Locate each line with the string "name" in the listing below and copy it.

— START OF Task material —

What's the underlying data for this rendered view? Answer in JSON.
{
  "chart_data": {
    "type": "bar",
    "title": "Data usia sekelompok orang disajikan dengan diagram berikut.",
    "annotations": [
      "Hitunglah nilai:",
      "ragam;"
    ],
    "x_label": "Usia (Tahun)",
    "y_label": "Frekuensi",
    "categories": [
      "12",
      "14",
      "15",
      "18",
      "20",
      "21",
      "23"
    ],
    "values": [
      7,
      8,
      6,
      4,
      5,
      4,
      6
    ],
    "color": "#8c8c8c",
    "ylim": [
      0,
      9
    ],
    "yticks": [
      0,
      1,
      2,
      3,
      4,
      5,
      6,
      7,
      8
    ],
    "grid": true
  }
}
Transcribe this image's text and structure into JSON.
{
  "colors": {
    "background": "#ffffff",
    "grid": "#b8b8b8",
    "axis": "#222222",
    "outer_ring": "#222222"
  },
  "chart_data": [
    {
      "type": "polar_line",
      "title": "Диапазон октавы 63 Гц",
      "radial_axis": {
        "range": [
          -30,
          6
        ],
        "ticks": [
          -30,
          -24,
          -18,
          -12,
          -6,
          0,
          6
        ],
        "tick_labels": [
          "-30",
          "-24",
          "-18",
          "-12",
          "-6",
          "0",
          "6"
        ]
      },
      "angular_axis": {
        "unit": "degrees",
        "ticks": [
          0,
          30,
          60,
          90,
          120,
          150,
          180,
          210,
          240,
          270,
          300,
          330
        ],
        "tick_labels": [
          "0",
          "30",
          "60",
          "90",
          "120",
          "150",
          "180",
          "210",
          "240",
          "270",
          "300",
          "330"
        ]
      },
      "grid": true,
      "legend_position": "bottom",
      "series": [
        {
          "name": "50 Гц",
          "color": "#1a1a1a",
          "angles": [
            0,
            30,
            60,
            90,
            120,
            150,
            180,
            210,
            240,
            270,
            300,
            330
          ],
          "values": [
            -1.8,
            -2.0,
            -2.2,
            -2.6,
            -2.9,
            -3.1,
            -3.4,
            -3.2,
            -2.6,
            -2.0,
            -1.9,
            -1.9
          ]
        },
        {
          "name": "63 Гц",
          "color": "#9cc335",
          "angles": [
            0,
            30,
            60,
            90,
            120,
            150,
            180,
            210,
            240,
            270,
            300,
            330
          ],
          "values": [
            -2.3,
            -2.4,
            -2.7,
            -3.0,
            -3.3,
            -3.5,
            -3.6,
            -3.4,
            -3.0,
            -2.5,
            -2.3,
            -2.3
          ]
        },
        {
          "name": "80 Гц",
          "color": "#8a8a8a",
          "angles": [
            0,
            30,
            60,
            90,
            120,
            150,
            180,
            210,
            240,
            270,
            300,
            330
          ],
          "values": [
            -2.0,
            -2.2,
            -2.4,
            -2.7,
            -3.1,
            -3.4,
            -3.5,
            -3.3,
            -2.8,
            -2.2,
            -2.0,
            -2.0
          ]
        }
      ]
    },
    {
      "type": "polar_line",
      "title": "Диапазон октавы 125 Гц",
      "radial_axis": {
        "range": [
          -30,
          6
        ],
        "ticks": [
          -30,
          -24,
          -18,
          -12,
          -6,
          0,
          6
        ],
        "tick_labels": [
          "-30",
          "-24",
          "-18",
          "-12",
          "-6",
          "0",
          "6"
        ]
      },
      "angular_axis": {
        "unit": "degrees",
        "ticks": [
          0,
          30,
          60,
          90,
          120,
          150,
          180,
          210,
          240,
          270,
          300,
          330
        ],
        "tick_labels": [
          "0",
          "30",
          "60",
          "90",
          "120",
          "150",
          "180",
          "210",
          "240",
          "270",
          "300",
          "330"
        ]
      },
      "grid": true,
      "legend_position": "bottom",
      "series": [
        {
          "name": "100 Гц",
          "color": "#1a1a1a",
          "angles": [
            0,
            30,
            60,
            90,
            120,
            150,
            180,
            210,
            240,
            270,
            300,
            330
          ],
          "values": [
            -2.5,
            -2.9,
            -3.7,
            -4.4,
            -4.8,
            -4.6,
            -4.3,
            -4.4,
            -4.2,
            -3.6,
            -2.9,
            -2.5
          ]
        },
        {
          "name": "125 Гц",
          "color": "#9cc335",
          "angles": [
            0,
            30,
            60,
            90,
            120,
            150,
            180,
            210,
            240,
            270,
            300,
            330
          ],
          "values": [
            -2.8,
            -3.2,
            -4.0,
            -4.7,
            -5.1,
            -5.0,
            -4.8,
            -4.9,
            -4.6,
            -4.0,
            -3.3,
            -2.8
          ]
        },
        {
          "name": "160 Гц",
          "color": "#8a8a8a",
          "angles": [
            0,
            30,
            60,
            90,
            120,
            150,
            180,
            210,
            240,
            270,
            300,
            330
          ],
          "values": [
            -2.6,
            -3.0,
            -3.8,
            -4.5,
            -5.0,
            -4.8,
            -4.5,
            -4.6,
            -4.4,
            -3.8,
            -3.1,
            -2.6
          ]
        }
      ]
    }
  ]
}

— END OF Task material —

Right answer:
          "name": "50 Гц",
          "name": "63 Гц",
          "name": "80 Гц",
          "name": "100 Гц",
          "name": "125 Гц",
          "name": "160 Гц",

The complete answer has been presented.